**Problem to solve**
Where does the string "offset" appear in the records? Copy every line that contains it.

_____

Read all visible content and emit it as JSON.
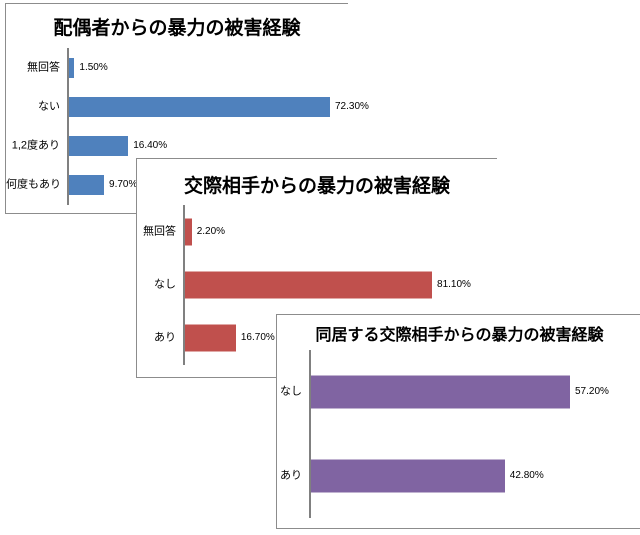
{
  "canvas": {
    "background": "#ffffff",
    "chart_border_color": "#8c8c8c",
    "axis_color": "#808080"
  },
  "chart_data": [
    {
      "type": "bar",
      "orientation": "horizontal",
      "title": "配偶者からの暴力の被害経験",
      "categories": [
        "無回答",
        "ない",
        "1,2度あり",
        "何度もあり"
      ],
      "values": [
        1.5,
        72.3,
        16.4,
        9.7
      ],
      "data_labels": [
        "1.50%",
        "72.30%",
        "16.40%",
        "9.70%"
      ],
      "bar_color": "#4f81bd",
      "xlabel": "",
      "ylabel": "",
      "legend": "none",
      "grid": false,
      "value_axis_visible": false
    },
    {
      "type": "bar",
      "orientation": "horizontal",
      "title": "交際相手からの暴力の被害経験",
      "categories": [
        "無回答",
        "なし",
        "あり"
      ],
      "values": [
        2.2,
        81.1,
        16.7
      ],
      "data_labels": [
        "2.20%",
        "81.10%",
        "16.70%"
      ],
      "bar_color": "#c0504d",
      "xlabel": "",
      "ylabel": "",
      "legend": "none",
      "grid": false,
      "value_axis_visible": false
    },
    {
      "type": "bar",
      "orientation": "horizontal",
      "title": "同居する交際相手からの暴力の被害経験",
      "categories": [
        "なし",
        "あり"
      ],
      "values": [
        57.2,
        42.8
      ],
      "data_labels": [
        "57.20%",
        "42.80%"
      ],
      "bar_color": "#8064a2",
      "xlabel": "",
      "ylabel": "",
      "legend": "none",
      "grid": false,
      "value_axis_visible": false
    }
  ]
}
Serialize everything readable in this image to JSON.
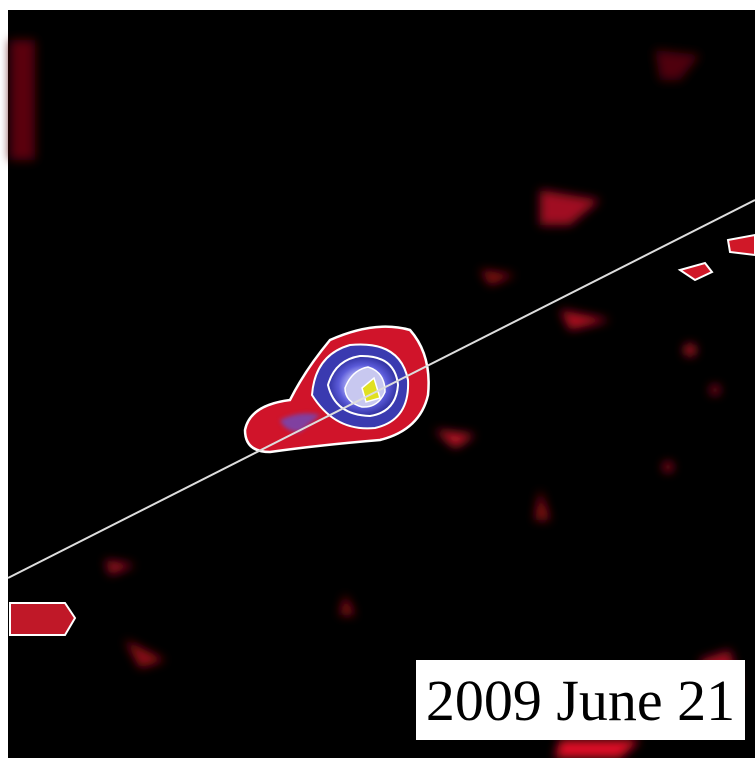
{
  "label": "2009 June 21"
}
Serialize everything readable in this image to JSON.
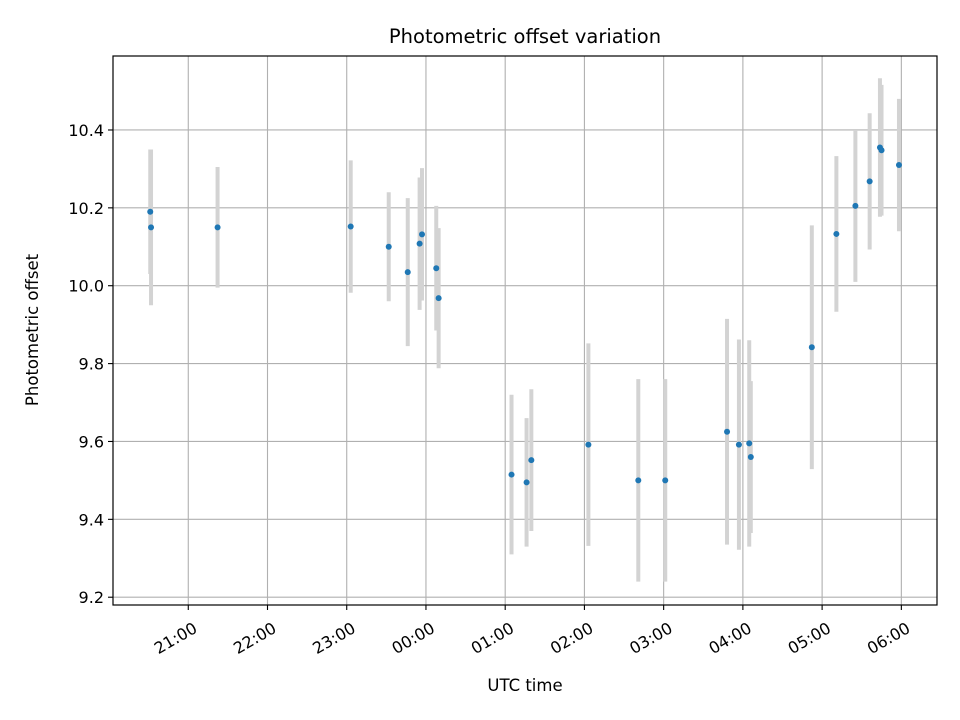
{
  "chart_data": {
    "type": "scatter",
    "title": "Photometric offset variation",
    "xlabel": "UTC time",
    "ylabel": "Photometric offset",
    "x_tick_labels": [
      "21:00",
      "22:00",
      "23:00",
      "00:00",
      "01:00",
      "02:00",
      "03:00",
      "04:00",
      "05:00",
      "06:00"
    ],
    "x_ticks_hours": [
      21,
      22,
      23,
      24,
      25,
      26,
      27,
      28,
      29,
      30
    ],
    "xlim_hours": [
      20.05,
      30.45
    ],
    "y_tick_labels": [
      "9.2",
      "9.4",
      "9.6",
      "9.8",
      "10.0",
      "10.2",
      "10.4"
    ],
    "y_ticks": [
      9.2,
      9.4,
      9.6,
      9.8,
      10.0,
      10.2,
      10.4
    ],
    "ylim": [
      9.18,
      10.59
    ],
    "grid": true,
    "marker_color": "#1f77b4",
    "errorbar_color": "#d3d3d3",
    "points": [
      {
        "t": 20.52,
        "y": 10.19,
        "err": 0.16
      },
      {
        "t": 20.53,
        "y": 10.15,
        "err": 0.2
      },
      {
        "t": 21.37,
        "y": 10.15,
        "err": 0.155
      },
      {
        "t": 23.05,
        "y": 10.152,
        "err": 0.17
      },
      {
        "t": 23.53,
        "y": 10.1,
        "err": 0.14
      },
      {
        "t": 23.77,
        "y": 10.035,
        "err": 0.19
      },
      {
        "t": 23.92,
        "y": 10.108,
        "err": 0.17
      },
      {
        "t": 23.95,
        "y": 10.132,
        "err": 0.17
      },
      {
        "t": 24.13,
        "y": 10.045,
        "err": 0.16
      },
      {
        "t": 24.16,
        "y": 9.968,
        "err": 0.18
      },
      {
        "t": 25.08,
        "y": 9.515,
        "err": 0.205
      },
      {
        "t": 25.27,
        "y": 9.495,
        "err": 0.165
      },
      {
        "t": 25.33,
        "y": 9.552,
        "err": 0.182
      },
      {
        "t": 26.05,
        "y": 9.592,
        "err": 0.26
      },
      {
        "t": 26.68,
        "y": 9.5,
        "err": 0.26
      },
      {
        "t": 27.02,
        "y": 9.5,
        "err": 0.26
      },
      {
        "t": 27.8,
        "y": 9.625,
        "err": 0.29
      },
      {
        "t": 27.95,
        "y": 9.592,
        "err": 0.27
      },
      {
        "t": 28.08,
        "y": 9.595,
        "err": 0.265
      },
      {
        "t": 28.1,
        "y": 9.56,
        "err": 0.195
      },
      {
        "t": 28.87,
        "y": 9.842,
        "err": 0.313
      },
      {
        "t": 29.18,
        "y": 10.133,
        "err": 0.2
      },
      {
        "t": 29.42,
        "y": 10.205,
        "err": 0.195
      },
      {
        "t": 29.6,
        "y": 10.268,
        "err": 0.175
      },
      {
        "t": 29.73,
        "y": 10.355,
        "err": 0.178
      },
      {
        "t": 29.75,
        "y": 10.348,
        "err": 0.168
      },
      {
        "t": 29.97,
        "y": 10.31,
        "err": 0.17
      }
    ]
  }
}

_____

**Expected answer**
    "title": "Photometric offset variation",
    "ylabel": "Photometric offset",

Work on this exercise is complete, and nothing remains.